### TASK TO CARRY OUT
Pictures do not belong in the copy; restate the records below word for word.

-- START --

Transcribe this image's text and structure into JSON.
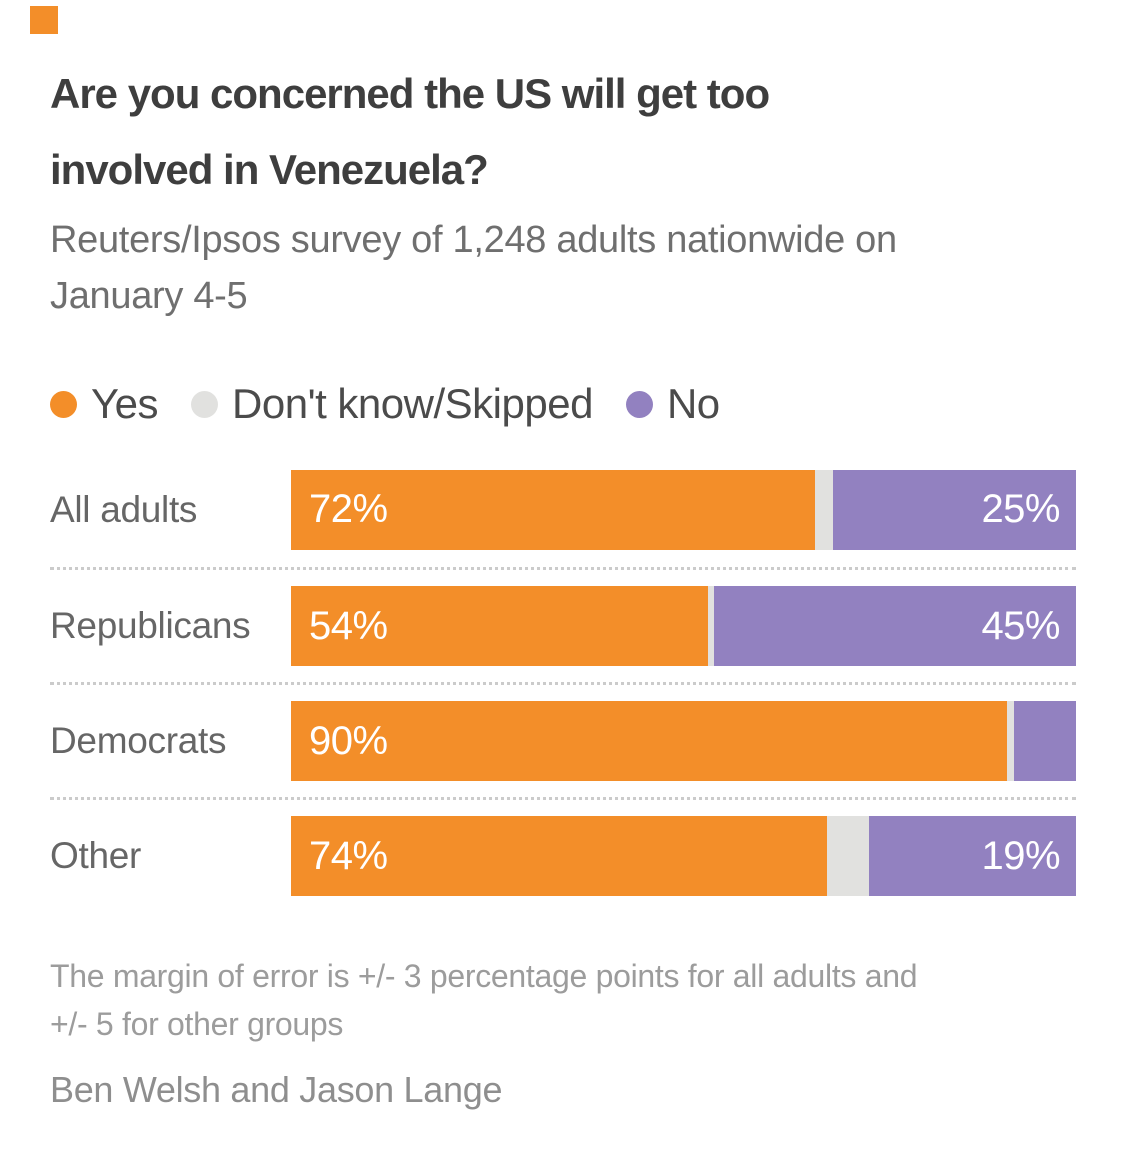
{
  "brand": {
    "logo_color": "#F38E29"
  },
  "header": {
    "title_lines": [
      "Are you concerned the US will get too",
      "involved in Venezuela?"
    ],
    "subtitle_lines": [
      "Reuters/Ipsos survey of 1,248 adults nationwide on",
      "January 4-5"
    ]
  },
  "legend": [
    {
      "label": "Yes",
      "color": "#F38E29"
    },
    {
      "label": "Don't know/Skipped",
      "color": "#E1E1DF"
    },
    {
      "label": "No",
      "color": "#9281C0"
    }
  ],
  "chart_data": {
    "type": "bar",
    "orientation": "horizontal",
    "stacked": true,
    "unit": "percent",
    "xlim": [
      0,
      100
    ],
    "grid": false,
    "legend_position": "top",
    "categories": [
      "All adults",
      "Republicans",
      "Democrats",
      "Other"
    ],
    "series": [
      {
        "name": "Yes",
        "color": "#F38E29",
        "values": [
          72,
          54,
          90,
          74
        ]
      },
      {
        "name": "Don't know/Skipped",
        "color": "#E1E1DF",
        "values": [
          3,
          1,
          1,
          7
        ]
      },
      {
        "name": "No",
        "color": "#9281C0",
        "values": [
          25,
          45,
          9,
          19
        ]
      }
    ],
    "bar_labels": {
      "yes": [
        "72%",
        "54%",
        "90%",
        "74%"
      ],
      "dk": [
        "",
        "",
        "",
        ""
      ],
      "no": [
        "25%",
        "45%",
        "",
        "19%"
      ]
    }
  },
  "footer": {
    "note_lines": [
      "The margin of error is +/- 3 percentage points for all adults and",
      "+/- 5 for other groups"
    ],
    "byline": "Ben Welsh and Jason Lange"
  }
}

-- END --

### TASK OUTPUT
Transcribe this image's text and structure into JSON.
{
  "brand": {
    "logo_color": "#F38E29"
  },
  "header": {
    "title_lines": [
      "Are you concerned the US will get too",
      "involved in Venezuela?"
    ],
    "subtitle_lines": [
      "Reuters/Ipsos survey of 1,248 adults nationwide on",
      "January 4-5"
    ]
  },
  "legend": [
    {
      "label": "Yes",
      "color": "#F38E29"
    },
    {
      "label": "Don't know/Skipped",
      "color": "#E1E1DF"
    },
    {
      "label": "No",
      "color": "#9281C0"
    }
  ],
  "chart_data": {
    "type": "bar",
    "orientation": "horizontal",
    "stacked": true,
    "unit": "percent",
    "xlim": [
      0,
      100
    ],
    "grid": false,
    "legend_position": "top",
    "categories": [
      "All adults",
      "Republicans",
      "Democrats",
      "Other"
    ],
    "series": [
      {
        "name": "Yes",
        "color": "#F38E29",
        "values": [
          72,
          54,
          90,
          74
        ]
      },
      {
        "name": "Don't know/Skipped",
        "color": "#E1E1DF",
        "values": [
          3,
          1,
          1,
          7
        ]
      },
      {
        "name": "No",
        "color": "#9281C0",
        "values": [
          25,
          45,
          9,
          19
        ]
      }
    ],
    "bar_labels": {
      "yes": [
        "72%",
        "54%",
        "90%",
        "74%"
      ],
      "dk": [
        "",
        "",
        "",
        ""
      ],
      "no": [
        "25%",
        "45%",
        "",
        "19%"
      ]
    }
  },
  "footer": {
    "note_lines": [
      "The margin of error is +/- 3 percentage points for all adults and",
      "+/- 5 for other groups"
    ],
    "byline": "Ben Welsh and Jason Lange"
  }
}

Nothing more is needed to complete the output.